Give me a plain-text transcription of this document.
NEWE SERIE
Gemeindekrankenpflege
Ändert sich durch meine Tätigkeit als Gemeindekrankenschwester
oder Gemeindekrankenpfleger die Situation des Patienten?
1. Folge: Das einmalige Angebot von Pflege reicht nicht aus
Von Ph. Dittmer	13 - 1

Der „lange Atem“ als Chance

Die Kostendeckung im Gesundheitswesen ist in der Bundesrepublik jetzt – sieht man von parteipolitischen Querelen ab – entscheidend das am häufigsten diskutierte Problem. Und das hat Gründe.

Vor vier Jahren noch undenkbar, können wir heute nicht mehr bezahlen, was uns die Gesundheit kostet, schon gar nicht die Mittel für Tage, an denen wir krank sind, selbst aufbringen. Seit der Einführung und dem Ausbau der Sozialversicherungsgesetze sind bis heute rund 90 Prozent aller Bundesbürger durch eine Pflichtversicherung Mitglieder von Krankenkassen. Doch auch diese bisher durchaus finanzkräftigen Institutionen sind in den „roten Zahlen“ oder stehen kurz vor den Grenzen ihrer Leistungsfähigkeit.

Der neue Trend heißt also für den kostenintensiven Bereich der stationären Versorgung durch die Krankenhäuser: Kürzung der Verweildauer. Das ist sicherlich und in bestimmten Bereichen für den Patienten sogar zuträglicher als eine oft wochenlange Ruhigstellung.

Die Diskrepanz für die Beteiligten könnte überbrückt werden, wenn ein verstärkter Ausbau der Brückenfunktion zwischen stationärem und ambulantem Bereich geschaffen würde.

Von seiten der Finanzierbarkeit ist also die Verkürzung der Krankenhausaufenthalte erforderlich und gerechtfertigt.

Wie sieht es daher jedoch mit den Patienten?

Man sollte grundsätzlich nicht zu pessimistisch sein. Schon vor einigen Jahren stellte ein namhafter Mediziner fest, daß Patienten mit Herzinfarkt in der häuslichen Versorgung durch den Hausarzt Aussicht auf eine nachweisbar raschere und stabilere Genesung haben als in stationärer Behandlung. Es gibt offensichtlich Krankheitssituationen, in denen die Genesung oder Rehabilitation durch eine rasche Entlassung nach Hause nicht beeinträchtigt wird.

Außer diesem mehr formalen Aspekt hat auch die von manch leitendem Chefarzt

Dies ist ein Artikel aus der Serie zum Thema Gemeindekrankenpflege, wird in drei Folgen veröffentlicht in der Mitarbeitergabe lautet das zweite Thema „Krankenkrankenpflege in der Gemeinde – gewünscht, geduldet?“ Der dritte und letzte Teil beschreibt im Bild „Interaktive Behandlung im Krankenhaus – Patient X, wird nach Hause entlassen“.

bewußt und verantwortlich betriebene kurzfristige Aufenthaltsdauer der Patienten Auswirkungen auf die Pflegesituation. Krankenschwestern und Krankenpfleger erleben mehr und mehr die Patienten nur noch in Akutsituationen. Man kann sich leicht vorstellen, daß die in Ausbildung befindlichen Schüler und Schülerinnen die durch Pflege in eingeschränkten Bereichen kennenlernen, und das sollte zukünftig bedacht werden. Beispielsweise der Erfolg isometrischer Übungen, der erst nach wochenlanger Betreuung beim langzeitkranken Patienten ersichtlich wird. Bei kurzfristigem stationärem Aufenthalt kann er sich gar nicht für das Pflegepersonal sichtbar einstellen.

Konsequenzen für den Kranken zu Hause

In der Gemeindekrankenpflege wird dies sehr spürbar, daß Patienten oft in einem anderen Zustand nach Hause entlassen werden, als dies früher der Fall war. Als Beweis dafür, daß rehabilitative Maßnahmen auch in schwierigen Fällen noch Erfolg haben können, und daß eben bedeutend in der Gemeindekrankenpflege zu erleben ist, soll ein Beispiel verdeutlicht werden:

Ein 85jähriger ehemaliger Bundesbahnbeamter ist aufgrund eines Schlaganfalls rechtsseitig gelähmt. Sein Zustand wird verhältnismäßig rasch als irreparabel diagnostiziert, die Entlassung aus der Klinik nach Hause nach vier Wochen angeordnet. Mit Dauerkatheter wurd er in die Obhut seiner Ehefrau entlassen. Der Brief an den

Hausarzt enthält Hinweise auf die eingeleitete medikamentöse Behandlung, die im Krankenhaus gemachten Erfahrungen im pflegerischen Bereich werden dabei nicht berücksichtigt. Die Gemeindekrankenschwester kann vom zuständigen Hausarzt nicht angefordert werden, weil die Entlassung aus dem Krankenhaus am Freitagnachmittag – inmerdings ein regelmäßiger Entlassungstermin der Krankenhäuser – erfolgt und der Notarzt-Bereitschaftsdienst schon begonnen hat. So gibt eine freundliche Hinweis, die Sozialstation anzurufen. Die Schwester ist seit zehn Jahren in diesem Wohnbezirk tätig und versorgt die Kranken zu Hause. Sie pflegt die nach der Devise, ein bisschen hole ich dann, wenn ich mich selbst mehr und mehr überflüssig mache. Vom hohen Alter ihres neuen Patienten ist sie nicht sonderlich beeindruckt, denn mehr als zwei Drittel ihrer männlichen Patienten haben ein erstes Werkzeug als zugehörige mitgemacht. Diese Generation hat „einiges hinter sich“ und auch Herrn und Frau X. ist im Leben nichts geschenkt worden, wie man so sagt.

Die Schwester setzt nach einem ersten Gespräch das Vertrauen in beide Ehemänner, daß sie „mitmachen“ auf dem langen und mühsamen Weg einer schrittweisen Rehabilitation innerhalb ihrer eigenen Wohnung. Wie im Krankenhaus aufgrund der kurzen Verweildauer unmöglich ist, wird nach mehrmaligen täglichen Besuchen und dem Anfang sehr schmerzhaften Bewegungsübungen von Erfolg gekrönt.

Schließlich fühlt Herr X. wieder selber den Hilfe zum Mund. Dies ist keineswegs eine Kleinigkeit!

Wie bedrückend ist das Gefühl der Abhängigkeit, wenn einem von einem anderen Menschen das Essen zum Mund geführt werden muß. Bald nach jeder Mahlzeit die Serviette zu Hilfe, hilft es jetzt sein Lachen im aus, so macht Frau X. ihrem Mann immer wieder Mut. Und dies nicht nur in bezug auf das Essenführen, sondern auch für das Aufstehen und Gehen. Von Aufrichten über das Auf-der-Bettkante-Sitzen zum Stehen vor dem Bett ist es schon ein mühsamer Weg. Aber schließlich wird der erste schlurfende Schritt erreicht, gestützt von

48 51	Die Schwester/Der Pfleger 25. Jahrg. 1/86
_ _ _ _ _
* WORK TO COMPLETE
Word for word, copy the listing above in its entirety.

* WRITTEN ANSWER
Give me a plain-text transcription of this document.
NEWE SERIE
Gemeindekrankenpflege
Ändert sich durch meine Tätigkeit als Gemeindekrankenschwester
oder Gemeindekrankenpfleger die Situation des Patienten?
1. Folge: Das einmalige Angebot von Pflege reicht nicht aus
Von Ph. Dittmer	13 - 1

Der „lange Atem“ als Chance

Die Kostendeckung im Gesundheitswesen ist in der Bundesrepublik jetzt – sieht man von parteipolitischen Querelen ab – entscheidend das am häufigsten diskutierte Problem. Und das hat Gründe.

Vor vier Jahren noch undenkbar, können wir heute nicht mehr bezahlen, was uns die Gesundheit kostet, schon gar nicht die Mittel für Tage, an denen wir krank sind, selbst aufbringen. Seit der Einführung und dem Ausbau der Sozialversicherungsgesetze sind bis heute rund 90 Prozent aller Bundesbürger durch eine Pflichtversicherung Mitglieder von Krankenkassen. Doch auch diese bisher durchaus finanzkräftigen Institutionen sind in den „roten Zahlen“ oder stehen kurz vor den Grenzen ihrer Leistungsfähigkeit.

Der neue Trend heißt also für den kostenintensiven Bereich der stationären Versorgung durch die Krankenhäuser: Kürzung der Verweildauer. Das ist sicherlich und in bestimmten Bereichen für den Patienten sogar zuträglicher als eine oft wochenlange Ruhigstellung.

Die Diskrepanz für die Beteiligten könnte überbrückt werden, wenn ein verstärkter Ausbau der Brückenfunktion zwischen stationärem und ambulantem Bereich geschaffen würde.

Von seiten der Finanzierbarkeit ist also die Verkürzung der Krankenhausaufenthalte erforderlich und gerechtfertigt.

Wie sieht es daher jedoch mit den Patienten?

Man sollte grundsätzlich nicht zu pessimistisch sein. Schon vor einigen Jahren stellte ein namhafter Mediziner fest, daß Patienten mit Herzinfarkt in der häuslichen Versorgung durch den Hausarzt Aussicht auf eine nachweisbar raschere und stabilere Genesung haben als in stationärer Behandlung. Es gibt offensichtlich Krankheitssituationen, in denen die Genesung oder Rehabilitation durch eine rasche Entlassung nach Hause nicht beeinträchtigt wird.

Außer diesem mehr formalen Aspekt hat auch die von manch leitendem Chefarzt

Dies ist ein Artikel aus der Serie zum Thema Gemeindekrankenpflege, wird in drei Folgen veröffentlicht in der Mitarbeitergabe lautet das zweite Thema „Krankenkrankenpflege in der Gemeinde – gewünscht, geduldet?“ Der dritte und letzte Teil beschreibt im Bild „Interaktive Behandlung im Krankenhaus – Patient X, wird nach Hause entlassen“.

bewußt und verantwortlich betriebene kurzfristige Aufenthaltsdauer der Patienten Auswirkungen auf die Pflegesituation. Krankenschwestern und Krankenpfleger erleben mehr und mehr die Patienten nur noch in Akutsituationen. Man kann sich leicht vorstellen, daß die in Ausbildung befindlichen Schüler und Schülerinnen die durch Pflege in eingeschränkten Bereichen kennenlernen, und das sollte zukünftig bedacht werden. Beispielsweise der Erfolg isometrischer Übungen, der erst nach wochenlanger Betreuung beim langzeitkranken Patienten ersichtlich wird. Bei kurzfristigem stationärem Aufenthalt kann er sich gar nicht für das Pflegepersonal sichtbar einstellen.

Konsequenzen für den Kranken zu Hause

In der Gemeindekrankenpflege wird dies sehr spürbar, daß Patienten oft in einem anderen Zustand nach Hause entlassen werden, als dies früher der Fall war. Als Beweis dafür, daß rehabilitative Maßnahmen auch in schwierigen Fällen noch Erfolg haben können, und daß eben bedeutend in der Gemeindekrankenpflege zu erleben ist, soll ein Beispiel verdeutlicht werden:

Ein 85jähriger ehemaliger Bundesbahnbeamter ist aufgrund eines Schlaganfalls rechtsseitig gelähmt. Sein Zustand wird verhältnismäßig rasch als irreparabel diagnostiziert, die Entlassung aus der Klinik nach Hause nach vier Wochen angeordnet. Mit Dauerkatheter wurd er in die Obhut seiner Ehefrau entlassen. Der Brief an den

Hausarzt enthält Hinweise auf die eingeleitete medikamentöse Behandlung, die im Krankenhaus gemachten Erfahrungen im pflegerischen Bereich werden dabei nicht berücksichtigt. Die Gemeindekrankenschwester kann vom zuständigen Hausarzt nicht angefordert werden, weil die Entlassung aus dem Krankenhaus am Freitagnachmittag – inmerdings ein regelmäßiger Entlassungstermin der Krankenhäuser – erfolgt und der Notarzt-Bereitschaftsdienst schon begonnen hat. So gibt eine freundliche Hinweis, die Sozialstation anzurufen. Die Schwester ist seit zehn Jahren in diesem Wohnbezirk tätig und versorgt die Kranken zu Hause. Sie pflegt die nach der Devise, ein bisschen hole ich dann, wenn ich mich selbst mehr und mehr überflüssig mache. Vom hohen Alter ihres neuen Patienten ist sie nicht sonderlich beeindruckt, denn mehr als zwei Drittel ihrer männlichen Patienten haben ein erstes Werkzeug als zugehörige mitgemacht. Diese Generation hat „einiges hinter sich“ und auch Herrn und Frau X. ist im Leben nichts geschenkt worden, wie man so sagt.

Die Schwester setzt nach einem ersten Gespräch das Vertrauen in beide Ehemänner, daß sie „mitmachen“ auf dem langen und mühsamen Weg einer schrittweisen Rehabilitation innerhalb ihrer eigenen Wohnung. Wie im Krankenhaus aufgrund der kurzen Verweildauer unmöglich ist, wird nach mehrmaligen täglichen Besuchen und dem Anfang sehr schmerzhaften Bewegungsübungen von Erfolg gekrönt.

Schließlich fühlt Herr X. wieder selber den Hilfe zum Mund. Dies ist keineswegs eine Kleinigkeit!

Wie bedrückend ist das Gefühl der Abhängigkeit, wenn einem von einem anderen Menschen das Essen zum Mund geführt werden muß. Bald nach jeder Mahlzeit die Serviette zu Hilfe, hilft es jetzt sein Lachen im aus, so macht Frau X. ihrem Mann immer wieder Mut. Und dies nicht nur in bezug auf das Essenführen, sondern auch für das Aufstehen und Gehen. Von Aufrichten über das Auf-der-Bettkante-Sitzen zum Stehen vor dem Bett ist es schon ein mühsamer Weg. Aber schließlich wird der erste schlurfende Schritt erreicht, gestützt von

48 51	Die Schwester/Der Pfleger 25. Jahrg. 1/86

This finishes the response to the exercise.